**WORK TO BE COMPLETED:**
Find all lines in the listing that include the word "Закону", then copy them.

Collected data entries
___
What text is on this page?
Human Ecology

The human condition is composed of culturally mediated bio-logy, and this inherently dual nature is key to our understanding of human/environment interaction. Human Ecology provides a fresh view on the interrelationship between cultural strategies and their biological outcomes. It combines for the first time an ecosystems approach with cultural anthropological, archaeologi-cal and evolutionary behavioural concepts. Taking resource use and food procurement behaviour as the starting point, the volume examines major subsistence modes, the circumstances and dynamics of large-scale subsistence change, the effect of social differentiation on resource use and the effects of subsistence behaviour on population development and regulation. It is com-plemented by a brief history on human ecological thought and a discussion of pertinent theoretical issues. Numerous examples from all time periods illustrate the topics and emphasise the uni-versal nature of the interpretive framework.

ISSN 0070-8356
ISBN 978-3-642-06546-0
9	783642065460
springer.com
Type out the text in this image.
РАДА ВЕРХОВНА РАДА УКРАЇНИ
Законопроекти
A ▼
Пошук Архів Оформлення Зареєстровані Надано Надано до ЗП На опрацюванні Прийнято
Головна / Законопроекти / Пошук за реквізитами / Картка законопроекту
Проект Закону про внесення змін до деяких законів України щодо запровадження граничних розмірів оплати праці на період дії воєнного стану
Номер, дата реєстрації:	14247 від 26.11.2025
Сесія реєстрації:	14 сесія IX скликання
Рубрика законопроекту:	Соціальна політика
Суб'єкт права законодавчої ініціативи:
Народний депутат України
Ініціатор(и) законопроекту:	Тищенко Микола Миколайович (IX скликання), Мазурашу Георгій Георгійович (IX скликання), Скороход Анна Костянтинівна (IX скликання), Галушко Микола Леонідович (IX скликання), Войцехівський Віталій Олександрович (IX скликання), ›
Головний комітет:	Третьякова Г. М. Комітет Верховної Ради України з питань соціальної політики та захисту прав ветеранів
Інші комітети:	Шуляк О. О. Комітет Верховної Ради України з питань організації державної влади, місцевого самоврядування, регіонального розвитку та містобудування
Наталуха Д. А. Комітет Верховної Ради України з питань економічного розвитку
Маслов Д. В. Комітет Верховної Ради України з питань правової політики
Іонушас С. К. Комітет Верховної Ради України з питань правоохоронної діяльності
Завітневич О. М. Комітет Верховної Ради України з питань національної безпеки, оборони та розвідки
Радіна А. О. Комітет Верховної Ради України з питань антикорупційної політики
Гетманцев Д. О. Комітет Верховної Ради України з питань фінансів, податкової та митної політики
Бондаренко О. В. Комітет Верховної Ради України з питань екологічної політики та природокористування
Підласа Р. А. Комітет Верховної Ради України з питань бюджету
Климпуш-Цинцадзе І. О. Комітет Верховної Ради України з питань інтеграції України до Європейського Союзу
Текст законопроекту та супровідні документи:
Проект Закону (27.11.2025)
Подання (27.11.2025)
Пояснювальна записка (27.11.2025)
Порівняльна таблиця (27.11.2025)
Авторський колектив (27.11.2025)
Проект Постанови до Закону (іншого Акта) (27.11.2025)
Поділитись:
___
**RESULT OF THIS EXERCISE:**
Проект Закону про внесення змін до деяких законів України щодо запровадження граничних розмірів оплати праці на період дії воєнного стану
Проект Закону (27.11.2025)
Проект Постанови до Закону (іншого Акта) (27.11.2025)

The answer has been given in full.